Write out all the records below again, swapping every "row-marker-icon" for "row-bullet-icon" and leaving everything else unchanged.
* Begin *
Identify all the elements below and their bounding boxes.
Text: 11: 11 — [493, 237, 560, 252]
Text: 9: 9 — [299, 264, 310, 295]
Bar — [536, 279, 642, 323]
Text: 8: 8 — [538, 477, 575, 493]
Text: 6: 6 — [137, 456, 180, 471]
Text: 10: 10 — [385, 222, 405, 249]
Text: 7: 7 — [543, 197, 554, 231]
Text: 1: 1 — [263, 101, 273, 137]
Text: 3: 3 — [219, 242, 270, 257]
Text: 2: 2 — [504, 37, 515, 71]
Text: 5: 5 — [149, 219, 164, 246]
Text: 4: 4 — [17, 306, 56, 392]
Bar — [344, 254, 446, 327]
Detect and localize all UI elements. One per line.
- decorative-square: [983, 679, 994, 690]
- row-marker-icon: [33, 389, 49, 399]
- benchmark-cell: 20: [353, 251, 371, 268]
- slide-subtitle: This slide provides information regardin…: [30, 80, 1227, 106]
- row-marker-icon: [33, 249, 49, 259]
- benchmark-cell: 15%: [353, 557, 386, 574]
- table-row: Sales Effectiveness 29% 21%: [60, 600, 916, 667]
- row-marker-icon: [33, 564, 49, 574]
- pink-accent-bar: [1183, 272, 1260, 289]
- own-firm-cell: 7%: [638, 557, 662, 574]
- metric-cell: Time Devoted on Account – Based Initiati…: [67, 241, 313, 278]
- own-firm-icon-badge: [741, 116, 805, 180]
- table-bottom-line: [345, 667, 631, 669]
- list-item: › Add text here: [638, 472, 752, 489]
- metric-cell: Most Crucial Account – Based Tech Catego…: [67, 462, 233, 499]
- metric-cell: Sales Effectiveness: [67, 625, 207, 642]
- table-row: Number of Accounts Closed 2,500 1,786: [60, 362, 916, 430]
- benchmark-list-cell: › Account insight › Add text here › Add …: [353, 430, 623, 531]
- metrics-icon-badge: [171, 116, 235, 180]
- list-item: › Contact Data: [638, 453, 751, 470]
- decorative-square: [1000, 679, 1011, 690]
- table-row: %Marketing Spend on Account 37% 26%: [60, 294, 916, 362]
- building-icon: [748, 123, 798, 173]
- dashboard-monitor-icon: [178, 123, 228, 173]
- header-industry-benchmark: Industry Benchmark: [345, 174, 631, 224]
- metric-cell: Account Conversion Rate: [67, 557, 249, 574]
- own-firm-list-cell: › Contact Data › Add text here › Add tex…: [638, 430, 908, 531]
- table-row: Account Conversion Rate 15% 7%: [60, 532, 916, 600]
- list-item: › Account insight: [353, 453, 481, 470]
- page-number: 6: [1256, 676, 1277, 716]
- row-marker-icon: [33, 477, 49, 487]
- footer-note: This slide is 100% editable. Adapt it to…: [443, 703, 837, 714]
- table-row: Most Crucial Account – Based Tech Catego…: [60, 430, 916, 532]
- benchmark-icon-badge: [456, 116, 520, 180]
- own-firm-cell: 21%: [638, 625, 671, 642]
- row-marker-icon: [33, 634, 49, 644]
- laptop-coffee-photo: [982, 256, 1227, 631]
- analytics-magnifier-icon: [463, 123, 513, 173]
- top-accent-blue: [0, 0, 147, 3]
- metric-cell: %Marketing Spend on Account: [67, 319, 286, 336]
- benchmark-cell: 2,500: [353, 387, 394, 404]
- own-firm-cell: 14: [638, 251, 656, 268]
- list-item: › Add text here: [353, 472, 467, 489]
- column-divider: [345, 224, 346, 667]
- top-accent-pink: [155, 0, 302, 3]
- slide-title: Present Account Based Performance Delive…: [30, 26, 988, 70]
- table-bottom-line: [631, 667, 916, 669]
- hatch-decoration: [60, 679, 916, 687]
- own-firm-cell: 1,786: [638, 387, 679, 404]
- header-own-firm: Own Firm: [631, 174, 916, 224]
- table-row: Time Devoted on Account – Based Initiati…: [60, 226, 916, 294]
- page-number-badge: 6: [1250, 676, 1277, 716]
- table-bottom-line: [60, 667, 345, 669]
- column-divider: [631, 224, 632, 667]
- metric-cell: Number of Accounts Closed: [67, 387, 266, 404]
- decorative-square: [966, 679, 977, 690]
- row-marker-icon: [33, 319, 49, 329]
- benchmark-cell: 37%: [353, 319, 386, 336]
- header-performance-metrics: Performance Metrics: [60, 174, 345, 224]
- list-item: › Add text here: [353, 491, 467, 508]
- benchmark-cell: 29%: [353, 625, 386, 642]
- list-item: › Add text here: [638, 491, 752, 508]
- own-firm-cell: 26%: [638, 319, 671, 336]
* End *
CORRECT OUTPUT >>
Identify all the elements below and their bounding boxes.
Text: 11: 11 — [493, 237, 560, 252]
Text: 9: 9 — [299, 264, 310, 295]
Bar — [536, 279, 642, 323]
Text: 8: 8 — [538, 477, 575, 493]
Text: 6: 6 — [137, 456, 180, 471]
Text: 10: 10 — [385, 222, 405, 249]
Text: 7: 7 — [543, 197, 554, 231]
Text: 1: 1 — [263, 101, 273, 137]
Text: 3: 3 — [219, 242, 270, 257]
Text: 2: 2 — [504, 37, 515, 71]
Text: 5: 5 — [149, 219, 164, 246]
Text: 4: 4 — [17, 306, 56, 392]
Bar — [344, 254, 446, 327]
Detect and localize all UI elements. One per line.
- decorative-square: [983, 679, 994, 690]
- row-bullet-icon: [33, 389, 49, 399]
- benchmark-cell: 20: [353, 251, 371, 268]
- slide-subtitle: This slide provides information regardin…: [30, 80, 1227, 106]
- row-bullet-icon: [33, 249, 49, 259]
- benchmark-cell: 15%: [353, 557, 386, 574]
- table-row: Sales Effectiveness 29% 21%: [60, 600, 916, 667]
- row-bullet-icon: [33, 564, 49, 574]
- pink-accent-bar: [1183, 272, 1260, 289]
- own-firm-cell: 7%: [638, 557, 662, 574]
- metric-cell: Time Devoted on Account – Based Initiati…: [67, 241, 313, 278]
- own-firm-icon-badge: [741, 116, 805, 180]
- table-bottom-line: [345, 667, 631, 669]
- list-item: › Add text here: [638, 472, 752, 489]
- metric-cell: Most Crucial Account – Based Tech Catego…: [67, 462, 233, 499]
- metric-cell: Sales Effectiveness: [67, 625, 207, 642]
- table-row: Number of Accounts Closed 2,500 1,786: [60, 362, 916, 430]
- benchmark-list-cell: › Account insight › Add text here › Add …: [353, 430, 623, 531]
- metrics-icon-badge: [171, 116, 235, 180]
- list-item: › Contact Data: [638, 453, 751, 470]
- decorative-square: [1000, 679, 1011, 690]
- table-row: %Marketing Spend on Account 37% 26%: [60, 294, 916, 362]
- building-icon: [748, 123, 798, 173]
- dashboard-monitor-icon: [178, 123, 228, 173]
- header-industry-benchmark: Industry Benchmark: [345, 174, 631, 224]
- metric-cell: Account Conversion Rate: [67, 557, 249, 574]
- own-firm-list-cell: › Contact Data › Add text here › Add tex…: [638, 430, 908, 531]
- table-row: Account Conversion Rate 15% 7%: [60, 532, 916, 600]
- list-item: › Account insight: [353, 453, 481, 470]
- page-number: 6: [1256, 676, 1277, 716]
- row-bullet-icon: [33, 477, 49, 487]
- footer-note: This slide is 100% editable. Adapt it to…: [443, 703, 837, 714]
- table-row: Most Crucial Account – Based Tech Catego…: [60, 430, 916, 532]
- benchmark-icon-badge: [456, 116, 520, 180]
- own-firm-cell: 21%: [638, 625, 671, 642]
- row-bullet-icon: [33, 634, 49, 644]
- laptop-coffee-photo: [982, 256, 1227, 631]
- analytics-magnifier-icon: [463, 123, 513, 173]
- top-accent-blue: [0, 0, 147, 3]
- metric-cell: %Marketing Spend on Account: [67, 319, 286, 336]
- benchmark-cell: 2,500: [353, 387, 394, 404]
- own-firm-cell: 14: [638, 251, 656, 268]
- list-item: › Add text here: [353, 472, 467, 489]
- column-divider: [345, 224, 346, 667]
- top-accent-pink: [155, 0, 302, 3]
- slide-title: Present Account Based Performance Delive…: [30, 26, 988, 70]
- table-bottom-line: [631, 667, 916, 669]
- hatch-decoration: [60, 679, 916, 687]
- own-firm-cell: 1,786: [638, 387, 679, 404]
- header-own-firm: Own Firm: [631, 174, 916, 224]
- table-row: Time Devoted on Account – Based Initiati…: [60, 226, 916, 294]
- page-number-badge: 6: [1250, 676, 1277, 716]
- table-bottom-line: [60, 667, 345, 669]
- column-divider: [631, 224, 632, 667]
- metric-cell: Number of Accounts Closed: [67, 387, 266, 404]
- decorative-square: [966, 679, 977, 690]
- row-bullet-icon: [33, 319, 49, 329]
- benchmark-cell: 37%: [353, 319, 386, 336]
- header-performance-metrics: Performance Metrics: [60, 174, 345, 224]
- list-item: › Add text here: [353, 491, 467, 508]
- benchmark-cell: 29%: [353, 625, 386, 642]
- list-item: › Add text here: [638, 491, 752, 508]
- own-firm-cell: 26%: [638, 319, 671, 336]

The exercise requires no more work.